Using the material below, work out how many lines contain the word "report". Reply with the number and nothing more.

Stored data
===============

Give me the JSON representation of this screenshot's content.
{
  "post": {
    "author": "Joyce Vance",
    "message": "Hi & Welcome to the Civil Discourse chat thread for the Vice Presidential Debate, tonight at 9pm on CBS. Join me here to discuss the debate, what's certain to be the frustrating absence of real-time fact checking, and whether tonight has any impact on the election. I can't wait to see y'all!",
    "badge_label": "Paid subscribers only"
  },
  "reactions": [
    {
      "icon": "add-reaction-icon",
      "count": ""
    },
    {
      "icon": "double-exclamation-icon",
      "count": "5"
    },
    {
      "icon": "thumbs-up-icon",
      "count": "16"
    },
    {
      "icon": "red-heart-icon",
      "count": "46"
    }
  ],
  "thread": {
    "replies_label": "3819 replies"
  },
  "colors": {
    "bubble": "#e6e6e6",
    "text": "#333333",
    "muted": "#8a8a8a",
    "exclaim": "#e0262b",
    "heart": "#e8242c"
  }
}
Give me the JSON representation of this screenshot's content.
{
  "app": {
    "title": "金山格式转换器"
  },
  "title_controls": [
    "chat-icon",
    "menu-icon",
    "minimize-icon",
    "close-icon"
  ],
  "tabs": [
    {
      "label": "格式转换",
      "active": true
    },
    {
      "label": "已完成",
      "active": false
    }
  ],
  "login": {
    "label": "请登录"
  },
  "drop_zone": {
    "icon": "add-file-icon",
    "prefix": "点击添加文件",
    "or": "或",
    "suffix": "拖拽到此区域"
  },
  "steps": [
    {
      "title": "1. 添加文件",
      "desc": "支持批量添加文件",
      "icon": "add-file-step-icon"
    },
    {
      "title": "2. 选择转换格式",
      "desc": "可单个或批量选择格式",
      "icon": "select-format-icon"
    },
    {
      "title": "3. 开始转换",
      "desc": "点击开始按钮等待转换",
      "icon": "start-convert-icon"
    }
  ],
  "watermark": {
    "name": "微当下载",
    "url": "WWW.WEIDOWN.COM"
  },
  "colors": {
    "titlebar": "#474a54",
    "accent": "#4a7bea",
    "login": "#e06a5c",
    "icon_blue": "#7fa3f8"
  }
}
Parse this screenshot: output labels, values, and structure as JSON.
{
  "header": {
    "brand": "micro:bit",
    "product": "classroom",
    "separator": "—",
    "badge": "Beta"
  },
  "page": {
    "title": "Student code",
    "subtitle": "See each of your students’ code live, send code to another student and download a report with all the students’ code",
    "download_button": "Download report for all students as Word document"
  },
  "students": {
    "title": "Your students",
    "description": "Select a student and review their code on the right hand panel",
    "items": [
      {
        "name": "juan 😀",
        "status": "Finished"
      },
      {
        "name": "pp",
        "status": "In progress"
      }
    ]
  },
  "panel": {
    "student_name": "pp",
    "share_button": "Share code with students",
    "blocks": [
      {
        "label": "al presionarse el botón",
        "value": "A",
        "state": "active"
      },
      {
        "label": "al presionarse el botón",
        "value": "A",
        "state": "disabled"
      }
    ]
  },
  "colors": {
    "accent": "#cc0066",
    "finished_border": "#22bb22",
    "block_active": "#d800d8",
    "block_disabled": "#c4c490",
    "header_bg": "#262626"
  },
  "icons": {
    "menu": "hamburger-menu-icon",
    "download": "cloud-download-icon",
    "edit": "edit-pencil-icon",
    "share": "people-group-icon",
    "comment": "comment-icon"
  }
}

===============

Full answer ::
2